* _The exercise_:
For each line of the data below that holds "Overview", copy the line.

━━━━━━━━━━━━━━━━━━━━━━━━━━━━━━

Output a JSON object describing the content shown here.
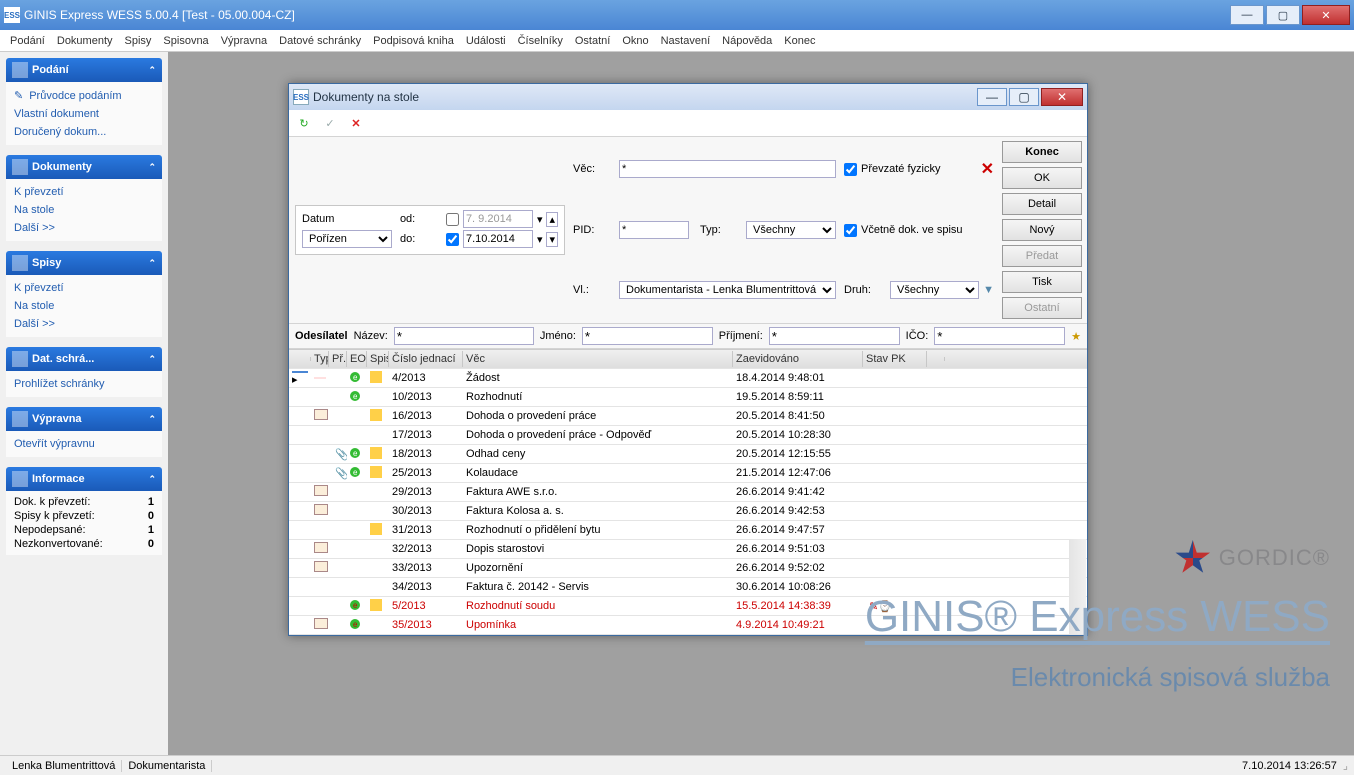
{
  "window": {
    "title": "GINIS Express WESS 5.00.4 [Test - 05.00.004-CZ]"
  },
  "menu": [
    "Podání",
    "Dokumenty",
    "Spisy",
    "Spisovna",
    "Výpravna",
    "Datové schránky",
    "Podpisová kniha",
    "Události",
    "Číselníky",
    "Ostatní",
    "Okno",
    "Nastavení",
    "Nápověda",
    "Konec"
  ],
  "sidebar": {
    "podani": {
      "title": "Podání",
      "items": [
        "Průvodce podáním",
        "Vlastní dokument",
        "Doručený dokum..."
      ]
    },
    "dokumenty": {
      "title": "Dokumenty",
      "items": [
        "K převzetí",
        "Na stole",
        "Další >>"
      ]
    },
    "spisy": {
      "title": "Spisy",
      "items": [
        "K převzetí",
        "Na stole",
        "Další >>"
      ]
    },
    "dat": {
      "title": "Dat. schrá...",
      "items": [
        "Prohlížet schránky"
      ]
    },
    "vypravna": {
      "title": "Výpravna",
      "items": [
        "Otevřít výpravnu"
      ]
    },
    "info": {
      "title": "Informace",
      "rows": [
        {
          "label": "Dok. k převzetí:",
          "val": "1"
        },
        {
          "label": "Spisy k převzetí:",
          "val": "0"
        },
        {
          "label": "Nepodepsané:",
          "val": "1"
        },
        {
          "label": "Nezkonvertované:",
          "val": "0"
        }
      ]
    }
  },
  "branding": {
    "company": "GORDIC®",
    "title": "GINIS® Express WESS",
    "subtitle": "Elektronická spisová služba"
  },
  "inner": {
    "title": "Dokumenty na stole",
    "filters": {
      "datum_label": "Datum",
      "porizen": "Pořízen",
      "od_label": "od:",
      "do_label": "do:",
      "od_val": "7. 9.2014",
      "do_val": "7.10.2014",
      "vec_label": "Věc:",
      "vec_val": "*",
      "pid_label": "PID:",
      "pid_val": "*",
      "typ_label": "Typ:",
      "typ_val": "Všechny",
      "vl_label": "Vl.:",
      "vl_val": "Dokumentarista - Lenka Blumentrittová",
      "druh_label": "Druh:",
      "druh_val": "Všechny",
      "chk1": "Převzaté fyzicky",
      "chk2": "Včetně dok. ve spisu"
    },
    "search": {
      "odesilatel": "Odesílatel",
      "nazev_label": "Název:",
      "nazev_val": "*",
      "jmeno_label": "Jméno:",
      "jmeno_val": "*",
      "prijmeni_label": "Příjmení:",
      "prijmeni_val": "*",
      "ico_label": "IČO:",
      "ico_val": "*"
    },
    "buttons": {
      "konec": "Konec",
      "ok": "OK",
      "detail": "Detail",
      "novy": "Nový",
      "predat": "Předat",
      "tisk": "Tisk",
      "ostatni": "Ostatní"
    },
    "columns": [
      "Typ",
      "Př.",
      "EO",
      "Spis",
      "Číslo jednací",
      "Věc",
      "Zaevidováno",
      "Stav PK"
    ],
    "rows": [
      {
        "cur": true,
        "mail": false,
        "clip": false,
        "eo": true,
        "spis": true,
        "cj": "4/2013",
        "vec": "Žádost",
        "dt": "18.4.2014 9:48:01",
        "red": false
      },
      {
        "mail": false,
        "clip": false,
        "eo": true,
        "spis": false,
        "cj": "10/2013",
        "vec": "Rozhodnutí",
        "dt": "19.5.2014 8:59:11",
        "red": false
      },
      {
        "mail": true,
        "clip": false,
        "eo": false,
        "spis": true,
        "cj": "16/2013",
        "vec": "Dohoda o provedení práce",
        "dt": "20.5.2014 8:41:50",
        "red": false
      },
      {
        "mail": false,
        "clip": false,
        "eo": false,
        "spis": false,
        "cj": "17/2013",
        "vec": "Dohoda o provedení práce - Odpověď",
        "dt": "20.5.2014 10:28:30",
        "red": false
      },
      {
        "mail": false,
        "clip": true,
        "eo": true,
        "spis": true,
        "cj": "18/2013",
        "vec": "Odhad ceny",
        "dt": "20.5.2014 12:15:55",
        "red": false
      },
      {
        "mail": false,
        "clip": true,
        "eo": true,
        "spis": true,
        "cj": "25/2013",
        "vec": "Kolaudace",
        "dt": "21.5.2014 12:47:06",
        "red": false
      },
      {
        "mail": true,
        "clip": false,
        "eo": false,
        "spis": false,
        "cj": "29/2013",
        "vec": "Faktura AWE s.r.o.",
        "dt": "26.6.2014 9:41:42",
        "red": false
      },
      {
        "mail": true,
        "clip": false,
        "eo": false,
        "spis": false,
        "cj": "30/2013",
        "vec": "Faktura Kolosa a. s.",
        "dt": "26.6.2014 9:42:53",
        "red": false
      },
      {
        "mail": false,
        "clip": false,
        "eo": false,
        "spis": true,
        "cj": "31/2013",
        "vec": "Rozhodnutí o přidělení bytu",
        "dt": "26.6.2014 9:47:57",
        "red": false
      },
      {
        "mail": true,
        "clip": false,
        "eo": false,
        "spis": false,
        "cj": "32/2013",
        "vec": "Dopis starostovi",
        "dt": "26.6.2014 9:51:03",
        "red": false
      },
      {
        "mail": true,
        "clip": false,
        "eo": false,
        "spis": false,
        "cj": "33/2013",
        "vec": "Upozornění",
        "dt": "26.6.2014 9:52:02",
        "red": false
      },
      {
        "mail": false,
        "clip": false,
        "eo": false,
        "spis": false,
        "cj": "34/2013",
        "vec": "Faktura č. 20142 - Servis",
        "dt": "30.6.2014 10:08:26",
        "red": false
      },
      {
        "mail": false,
        "clip": false,
        "eo": true,
        "spis": true,
        "cj": "5/2013",
        "vec": "Rozhodnutí soudu",
        "dt": "15.5.2014 14:38:39",
        "red": true,
        "pk": true
      },
      {
        "mail": true,
        "clip": false,
        "eo": true,
        "spis": false,
        "cj": "35/2013",
        "vec": "Upomínka",
        "dt": "4.9.2014 10:49:21",
        "red": true
      }
    ]
  },
  "status": {
    "user": "Lenka Blumentrittová",
    "role": "Dokumentarista",
    "datetime": "7.10.2014 13:26:57"
  }
}
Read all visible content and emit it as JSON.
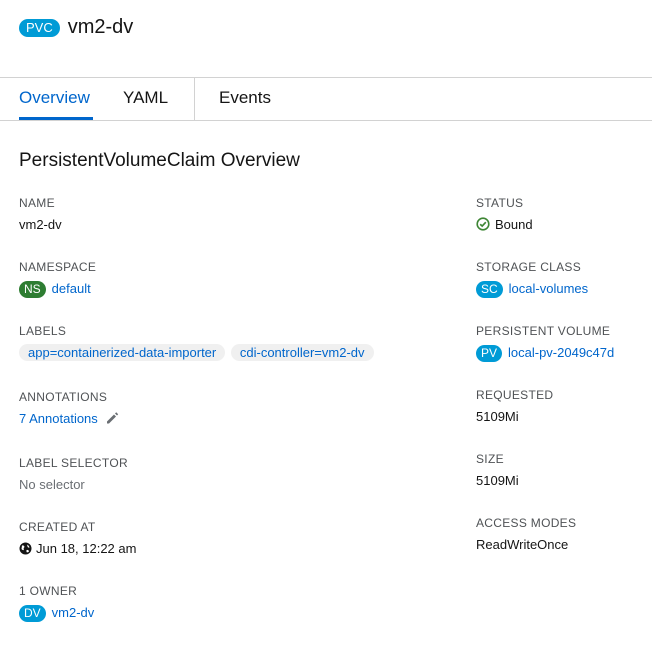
{
  "header": {
    "kind_badge": "PVC",
    "title": "vm2-dv"
  },
  "tabs": [
    {
      "label": "Overview",
      "active": true
    },
    {
      "label": "YAML",
      "active": false
    },
    {
      "label": "Events",
      "active": false
    }
  ],
  "section_title": "PersistentVolumeClaim Overview",
  "colors": {
    "accent": "#0066cc",
    "pvc_badge": "#009bd6",
    "ns_badge": "#2e7d32",
    "sc_badge": "#009bd6",
    "pv_badge": "#009bd6",
    "dv_badge": "#009bd6",
    "bound_status": "#3e8635"
  },
  "left": {
    "name": {
      "label": "NAME",
      "value": "vm2-dv"
    },
    "namespace": {
      "label": "NAMESPACE",
      "badge": "NS",
      "value": "default"
    },
    "labels": {
      "label": "LABELS",
      "items": [
        "app=containerized-data-importer",
        "cdi-controller=vm2-dv"
      ]
    },
    "annotations": {
      "label": "ANNOTATIONS",
      "value": "7 Annotations",
      "icon": "pencil-icon"
    },
    "label_selector": {
      "label": "LABEL SELECTOR",
      "value": "No selector"
    },
    "created_at": {
      "label": "CREATED AT",
      "value": "Jun 18, 12:22 am",
      "icon": "globe-icon"
    },
    "owner": {
      "label": "1 OWNER",
      "badge": "DV",
      "value": "vm2-dv"
    }
  },
  "right": {
    "status": {
      "label": "STATUS",
      "value": "Bound",
      "icon": "check-circle-icon"
    },
    "storage_class": {
      "label": "STORAGE CLASS",
      "badge": "SC",
      "value": "local-volumes"
    },
    "persistent_volume": {
      "label": "PERSISTENT VOLUME",
      "badge": "PV",
      "value": "local-pv-2049c47d"
    },
    "requested": {
      "label": "REQUESTED",
      "value": "5109Mi"
    },
    "size": {
      "label": "SIZE",
      "value": "5109Mi"
    },
    "access_modes": {
      "label": "ACCESS MODES",
      "value": "ReadWriteOnce"
    }
  }
}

━━━━━━━━━━━━━━━━━━━━━━━━━━━━━━

* _Reply to the exercise_:
      "label": "Overview",
  "section_title": "PersistentVolumeClaim Overview",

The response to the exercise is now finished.